**The exercise:** Go through the listing and copy each line with the string "ayarlandığında".

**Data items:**
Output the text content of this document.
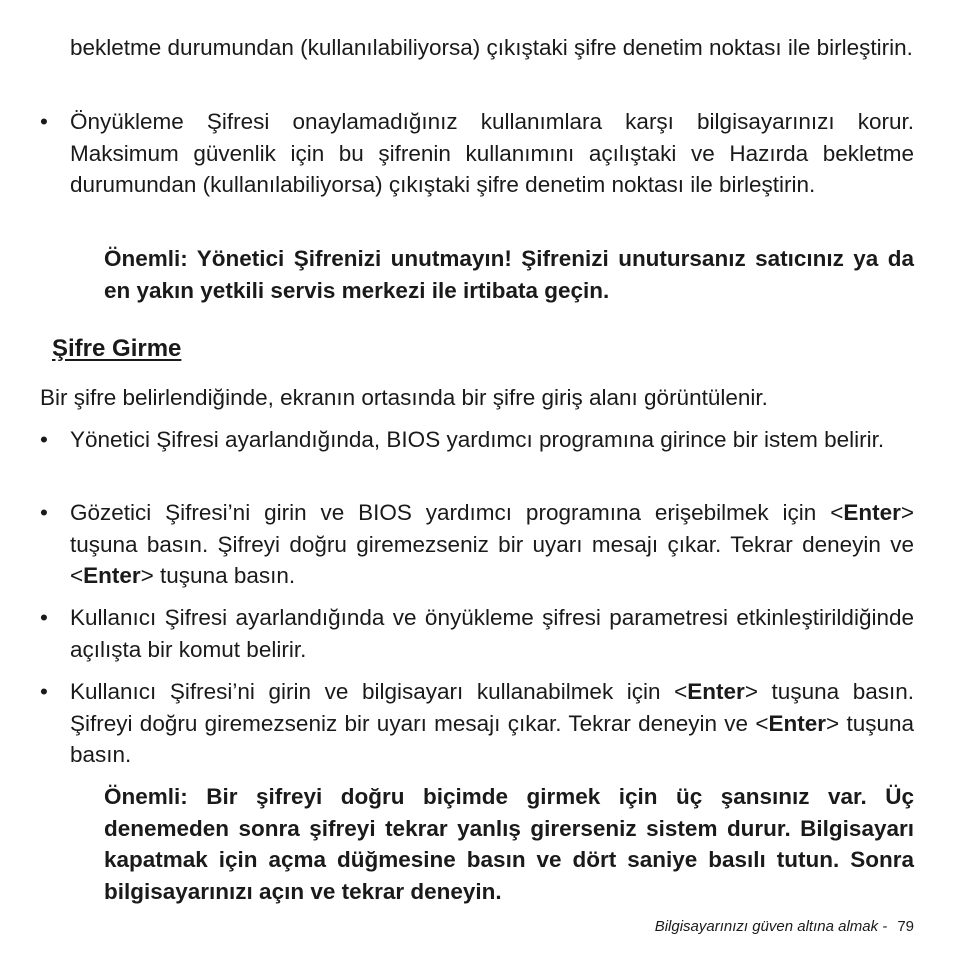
bekletme durumundan (kullanılabiliyorsa) çıkıştaki şifre denetim noktası ile birleştirin.

• Önyükleme Şifresi onaylamadığınız kullanımlara karşı bilgisayarınızı korur. Maksimum güvenlik için bu şifrenin kullanımını açılıştaki ve Hazırda bekletme durumundan (kullanılabiliyorsa) çıkıştaki şifre denetim noktası ile birleştirin.

Önemli: Yönetici Şifrenizi unutmayın! Şifrenizi unutursanız satıcınız ya da en yakın yetkili servis merkezi ile irtibata geçin.

Şifre Girme

Bir şifre belirlendiğinde, ekranın ortasında bir şifre giriş alanı görüntülenir.

• Yönetici Şifresi ayarlandığında, BIOS yardımcı programına girince bir istem belirir.

• Gözetici Şifresi’ni girin ve BIOS yardımcı programına erişebilmek için <Enter> tuşuna basın. Şifreyi doğru giremezseniz bir uyarı mesajı çıkar. Tekrar deneyin ve <Enter> tuşuna basın.

• Kullanıcı Şifresi ayarlandığında ve önyükleme şifresi parametresi etkinleştirildiğinde açılışta bir komut belirir.

• Kullanıcı Şifresi’ni girin ve bilgisayarı kullanabilmek için <Enter> tuşuna basın. Şifreyi doğru giremezseniz bir uyarı mesajı çıkar. Tekrar deneyin ve <Enter> tuşuna basın.

Önemli: Bir şifreyi doğru biçimde girmek için üç şansınız var. Üç denemeden sonra şifreyi tekrar yanlış girerseniz sistem durur. Bilgisayarı kapatmak için açma düğmesine basın ve dört saniye basılı tutun. Sonra bilgisayarınızı açın ve tekrar deneyin.

Bilgisayarınızı güven altına almak - 79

**Written solution:**
• Yönetici Şifresi ayarlandığında, BIOS yardımcı programına girince bir istem belirir.
• Kullanıcı Şifresi ayarlandığında ve önyükleme şifresi parametresi etkinleştirildiğinde açılışta bir komut belirir.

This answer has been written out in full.